- STATED EXERCISE: Copy every line that mentions the word "JSON".

[Dataset entries on figures]
++++++++
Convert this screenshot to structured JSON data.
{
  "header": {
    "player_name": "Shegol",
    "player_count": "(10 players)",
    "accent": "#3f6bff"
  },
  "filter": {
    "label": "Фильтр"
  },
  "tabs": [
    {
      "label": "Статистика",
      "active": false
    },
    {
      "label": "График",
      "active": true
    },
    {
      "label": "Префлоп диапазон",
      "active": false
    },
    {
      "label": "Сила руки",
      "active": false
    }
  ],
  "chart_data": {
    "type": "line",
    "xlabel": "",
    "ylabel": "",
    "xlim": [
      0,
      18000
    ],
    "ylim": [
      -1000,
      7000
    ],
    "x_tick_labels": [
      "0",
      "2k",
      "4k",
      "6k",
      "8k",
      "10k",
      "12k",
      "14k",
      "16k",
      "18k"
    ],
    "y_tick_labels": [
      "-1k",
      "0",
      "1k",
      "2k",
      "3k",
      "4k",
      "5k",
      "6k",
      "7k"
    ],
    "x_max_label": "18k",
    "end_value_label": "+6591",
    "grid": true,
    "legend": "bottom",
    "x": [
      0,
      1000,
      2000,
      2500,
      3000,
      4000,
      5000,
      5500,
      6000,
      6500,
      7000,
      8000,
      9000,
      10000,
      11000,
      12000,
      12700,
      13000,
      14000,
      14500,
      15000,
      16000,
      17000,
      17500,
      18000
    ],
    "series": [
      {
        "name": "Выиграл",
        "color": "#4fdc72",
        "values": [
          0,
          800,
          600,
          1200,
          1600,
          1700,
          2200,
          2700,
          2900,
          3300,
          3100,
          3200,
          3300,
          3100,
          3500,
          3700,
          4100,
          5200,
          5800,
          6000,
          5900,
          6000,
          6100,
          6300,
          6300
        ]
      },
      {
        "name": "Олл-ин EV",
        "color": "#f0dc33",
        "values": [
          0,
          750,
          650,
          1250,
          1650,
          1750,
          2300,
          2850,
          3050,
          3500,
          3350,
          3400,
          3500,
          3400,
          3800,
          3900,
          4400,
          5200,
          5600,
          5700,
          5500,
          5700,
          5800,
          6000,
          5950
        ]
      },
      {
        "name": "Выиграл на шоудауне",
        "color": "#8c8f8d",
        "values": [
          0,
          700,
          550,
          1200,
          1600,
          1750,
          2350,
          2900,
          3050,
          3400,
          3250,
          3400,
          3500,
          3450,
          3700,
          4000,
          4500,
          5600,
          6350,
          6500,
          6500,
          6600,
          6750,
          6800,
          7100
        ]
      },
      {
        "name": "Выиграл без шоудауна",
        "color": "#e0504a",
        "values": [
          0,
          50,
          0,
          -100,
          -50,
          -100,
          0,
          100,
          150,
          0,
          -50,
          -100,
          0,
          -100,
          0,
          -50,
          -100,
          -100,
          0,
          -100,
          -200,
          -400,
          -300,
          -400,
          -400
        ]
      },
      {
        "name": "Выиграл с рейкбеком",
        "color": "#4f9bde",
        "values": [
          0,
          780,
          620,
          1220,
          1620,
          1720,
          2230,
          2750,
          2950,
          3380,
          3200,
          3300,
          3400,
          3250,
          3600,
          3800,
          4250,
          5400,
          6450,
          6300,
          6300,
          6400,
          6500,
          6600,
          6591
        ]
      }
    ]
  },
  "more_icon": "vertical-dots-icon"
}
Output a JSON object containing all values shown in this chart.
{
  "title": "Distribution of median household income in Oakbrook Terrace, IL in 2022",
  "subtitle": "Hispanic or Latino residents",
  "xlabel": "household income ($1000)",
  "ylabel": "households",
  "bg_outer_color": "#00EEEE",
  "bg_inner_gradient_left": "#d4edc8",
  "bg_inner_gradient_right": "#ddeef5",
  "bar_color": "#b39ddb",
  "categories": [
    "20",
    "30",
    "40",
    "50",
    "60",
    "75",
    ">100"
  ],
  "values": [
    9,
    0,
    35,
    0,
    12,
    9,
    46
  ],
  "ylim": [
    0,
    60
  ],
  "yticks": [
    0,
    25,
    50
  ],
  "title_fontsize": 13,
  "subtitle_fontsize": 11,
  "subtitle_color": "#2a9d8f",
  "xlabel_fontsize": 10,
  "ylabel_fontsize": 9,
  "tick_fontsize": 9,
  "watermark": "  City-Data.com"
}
++++++++
- ANSWER TO THIS PROBLEM:
Convert this screenshot to structured JSON data.
Output a JSON object containing all values shown in this chart.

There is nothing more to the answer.